I mean, we all get it that there are certain unhealthy things in this world to which we should not devote ourselves, things like wealth, fame, alcohol, and Republicanism (threw that one in as a joke… everybody calm down).

But there’s a lot of really wonderful stuff in this life– and in this job– that I would like to serve as a master, stuff that would benefit me, that would benefit the church, that could benefit the world, maybe even benefit God and God’s Kingdom.

I could serve work as a master, spending all day back-bent over my computer or zipping between hospitals, throwing myself in sum into this odd and wondrous calling, to the exclusion of all worldly callings, and would not the Kingdom of God be upbuilt?

I could serve homemaking as a master, spending all my free time cleaning and cooking and making my life neat and orderly and lovely. I know that a clean home means a clean headspace for me, so I would have more freedom for meditation and prayer and study at home, and thereby would not the Kingdom of God be upbuilt?

I could serve relationships as a master, spending all my cell phone minutes on calling my family and my old friends, doing the familiar give and take and relishing our shared memories, and in that shared time between beloved friends, would not the Kingdom of God be upbuilt?

I could serve righteous indignation as a master, campaigning for the rights of animals, and women, and the poor, and the homeless, and the uninsured, and would not the Kingdom of God be upbuilt?

And I could serve even prayer and meditation as a master, rising with the sun to fulfill my duty, to check “Pray” and “Read Scripture” off my ever-lengthening To-Do list, and would not the Kingdom of God be upbuilt?

There are good things we want to serve as masters.  But serving the things of God is not the same as serving God.

If a wife loves only the sexual fulfillment she gets from her marriage, that’s not the same thing as loving her husband.  That’s just loving sex.

And just because I loved a certain professor’s teaching style in undergrad and took at least one class with him every semester, that didn’t mean I loved him.  I just loved his work.

I think it’s funny that we Christians have co-opted the word “Devotion” to mean reading the Bible/praying.  We do “devotions.” We call them our “morning devotions” or our “evening devotions” or our “daily devotions.”
They are numberable, they fit on 1-3 pages in a pocket-sized book (whose cover is undoubtedly a water-color sunrise or a still photo of a babbling brook), and they last no longer than 10-15 minutes.
++++++++++++++++++++
* **Required work**
(a) In the passage on serving God, which item on the list of unhealthy things does the writer say was added as a joke?
(b) Repeat the passage on serving God word for word, starting with "I could serve relationships" and going on through "uninsured, and would not the Kingdom of God be upbuilt?".
The records come from a different source than the passage on serving God.
++++++++++++++++++++
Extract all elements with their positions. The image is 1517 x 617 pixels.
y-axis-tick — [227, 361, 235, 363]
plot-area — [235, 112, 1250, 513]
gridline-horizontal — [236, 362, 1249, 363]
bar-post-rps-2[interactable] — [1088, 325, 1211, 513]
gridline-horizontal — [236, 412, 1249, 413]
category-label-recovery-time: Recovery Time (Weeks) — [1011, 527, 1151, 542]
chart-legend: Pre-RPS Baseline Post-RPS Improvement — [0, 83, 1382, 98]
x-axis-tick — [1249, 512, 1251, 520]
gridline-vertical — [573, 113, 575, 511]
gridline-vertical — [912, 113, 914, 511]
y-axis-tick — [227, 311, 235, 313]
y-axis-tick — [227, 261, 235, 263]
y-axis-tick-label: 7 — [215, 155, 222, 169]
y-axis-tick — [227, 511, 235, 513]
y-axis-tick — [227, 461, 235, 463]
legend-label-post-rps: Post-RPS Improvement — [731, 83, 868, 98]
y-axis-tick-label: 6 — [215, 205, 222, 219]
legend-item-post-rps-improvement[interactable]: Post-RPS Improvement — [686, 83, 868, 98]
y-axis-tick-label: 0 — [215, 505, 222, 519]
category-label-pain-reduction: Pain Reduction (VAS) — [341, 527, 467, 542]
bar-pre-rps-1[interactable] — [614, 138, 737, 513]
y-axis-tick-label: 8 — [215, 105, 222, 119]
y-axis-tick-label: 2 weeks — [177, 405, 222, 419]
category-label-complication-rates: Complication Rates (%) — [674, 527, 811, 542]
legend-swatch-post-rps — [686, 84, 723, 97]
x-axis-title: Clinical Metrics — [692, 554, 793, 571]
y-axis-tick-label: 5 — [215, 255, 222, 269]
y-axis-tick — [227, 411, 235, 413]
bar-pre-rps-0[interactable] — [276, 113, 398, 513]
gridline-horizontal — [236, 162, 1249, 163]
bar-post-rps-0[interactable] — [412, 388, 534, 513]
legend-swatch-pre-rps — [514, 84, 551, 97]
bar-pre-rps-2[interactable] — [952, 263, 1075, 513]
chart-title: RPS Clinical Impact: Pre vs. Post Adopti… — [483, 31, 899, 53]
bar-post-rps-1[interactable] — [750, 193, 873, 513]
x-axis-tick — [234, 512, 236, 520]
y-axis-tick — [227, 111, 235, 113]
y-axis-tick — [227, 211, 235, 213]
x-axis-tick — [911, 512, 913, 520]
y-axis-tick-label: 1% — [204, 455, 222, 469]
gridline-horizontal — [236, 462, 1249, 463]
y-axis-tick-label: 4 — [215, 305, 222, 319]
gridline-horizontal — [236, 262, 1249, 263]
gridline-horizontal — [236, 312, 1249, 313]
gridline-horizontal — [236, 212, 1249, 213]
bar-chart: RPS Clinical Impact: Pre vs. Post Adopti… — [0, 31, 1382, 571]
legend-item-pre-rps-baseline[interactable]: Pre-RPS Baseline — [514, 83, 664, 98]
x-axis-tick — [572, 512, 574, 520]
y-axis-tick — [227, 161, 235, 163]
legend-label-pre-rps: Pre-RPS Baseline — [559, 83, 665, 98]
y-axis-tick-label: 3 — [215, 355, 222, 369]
++++++++++++++++++++
* **Answers to the exercise**
(a) Republicanism

(b)
I could serve relationships as a master, spending all my cell phone minutes on calling my family and my old friends, doing the familiar give and take and relishing our shared memories, and in that shared time between beloved friends, would not the Kingdom of God be upbuilt?

I could serve righteous indignation as a master, campaigning for the rights of animals, and women, and the poor, and the homeless, and the uninsured, and would not the Kingdom of God be upbuilt?